Sort through the data and copy the lines holding the word "медицинской".

>> BEGIN

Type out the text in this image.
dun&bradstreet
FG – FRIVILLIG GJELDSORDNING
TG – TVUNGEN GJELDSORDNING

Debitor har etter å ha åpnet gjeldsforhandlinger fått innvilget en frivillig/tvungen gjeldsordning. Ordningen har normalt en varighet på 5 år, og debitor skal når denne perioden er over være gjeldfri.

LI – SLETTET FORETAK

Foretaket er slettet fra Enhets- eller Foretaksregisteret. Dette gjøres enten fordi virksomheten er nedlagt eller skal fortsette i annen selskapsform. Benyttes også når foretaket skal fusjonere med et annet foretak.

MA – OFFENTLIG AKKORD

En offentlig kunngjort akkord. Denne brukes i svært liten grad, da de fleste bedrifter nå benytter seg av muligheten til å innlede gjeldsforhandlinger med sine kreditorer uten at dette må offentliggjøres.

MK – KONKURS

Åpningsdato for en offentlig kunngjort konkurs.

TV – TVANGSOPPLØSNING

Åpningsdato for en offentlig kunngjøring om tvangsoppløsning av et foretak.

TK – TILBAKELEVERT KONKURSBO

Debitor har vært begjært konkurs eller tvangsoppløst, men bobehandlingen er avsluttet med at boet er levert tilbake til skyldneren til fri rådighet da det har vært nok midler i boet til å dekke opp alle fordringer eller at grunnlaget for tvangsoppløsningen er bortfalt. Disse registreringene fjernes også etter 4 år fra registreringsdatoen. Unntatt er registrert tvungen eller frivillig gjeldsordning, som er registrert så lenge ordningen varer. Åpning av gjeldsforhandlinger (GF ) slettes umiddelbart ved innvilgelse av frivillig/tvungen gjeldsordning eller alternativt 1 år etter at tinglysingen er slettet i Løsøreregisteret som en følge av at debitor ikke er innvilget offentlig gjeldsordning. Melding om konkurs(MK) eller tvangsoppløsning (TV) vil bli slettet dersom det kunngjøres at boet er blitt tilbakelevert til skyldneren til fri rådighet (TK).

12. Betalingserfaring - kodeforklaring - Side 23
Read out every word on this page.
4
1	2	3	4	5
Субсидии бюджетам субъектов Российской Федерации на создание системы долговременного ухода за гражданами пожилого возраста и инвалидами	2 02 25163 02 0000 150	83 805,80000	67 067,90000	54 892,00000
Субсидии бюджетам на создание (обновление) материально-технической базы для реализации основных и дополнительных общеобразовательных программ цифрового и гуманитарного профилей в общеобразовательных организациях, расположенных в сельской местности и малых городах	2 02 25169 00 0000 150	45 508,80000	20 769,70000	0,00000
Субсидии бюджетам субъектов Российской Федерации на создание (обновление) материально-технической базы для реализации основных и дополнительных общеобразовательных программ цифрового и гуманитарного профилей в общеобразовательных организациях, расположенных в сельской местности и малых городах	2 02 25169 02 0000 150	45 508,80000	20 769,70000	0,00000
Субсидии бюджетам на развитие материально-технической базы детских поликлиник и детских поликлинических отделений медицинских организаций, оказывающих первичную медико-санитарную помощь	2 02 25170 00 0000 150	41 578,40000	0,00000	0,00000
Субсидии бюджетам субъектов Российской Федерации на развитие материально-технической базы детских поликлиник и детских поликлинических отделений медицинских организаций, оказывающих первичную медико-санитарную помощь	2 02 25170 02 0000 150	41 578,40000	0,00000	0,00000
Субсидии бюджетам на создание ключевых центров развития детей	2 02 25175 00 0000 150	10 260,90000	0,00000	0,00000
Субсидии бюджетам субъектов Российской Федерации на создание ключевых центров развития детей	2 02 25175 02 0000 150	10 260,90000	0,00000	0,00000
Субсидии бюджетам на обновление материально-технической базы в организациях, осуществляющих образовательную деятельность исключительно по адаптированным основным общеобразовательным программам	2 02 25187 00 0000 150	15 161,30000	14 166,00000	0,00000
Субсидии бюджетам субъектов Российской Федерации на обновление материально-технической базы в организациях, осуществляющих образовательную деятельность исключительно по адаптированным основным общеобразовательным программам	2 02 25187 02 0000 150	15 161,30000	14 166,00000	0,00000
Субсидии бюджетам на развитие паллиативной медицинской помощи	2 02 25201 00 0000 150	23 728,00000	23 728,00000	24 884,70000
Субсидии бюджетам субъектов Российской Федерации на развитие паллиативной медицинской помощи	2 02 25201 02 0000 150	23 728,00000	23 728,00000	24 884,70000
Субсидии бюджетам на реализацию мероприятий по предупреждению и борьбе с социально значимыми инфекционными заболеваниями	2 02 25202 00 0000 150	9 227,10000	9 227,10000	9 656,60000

>> END

__Response to the task__
Субсидии бюджетам на развитие паллиативной медицинской помощи	2 02 25201 00 0000 150	23 728,00000	23 728,00000	24 884,70000
Субсидии бюджетам субъектов Российской Федерации на развитие паллиативной медицинской помощи	2 02 25201 02 0000 150	23 728,00000	23 728,00000	24 884,70000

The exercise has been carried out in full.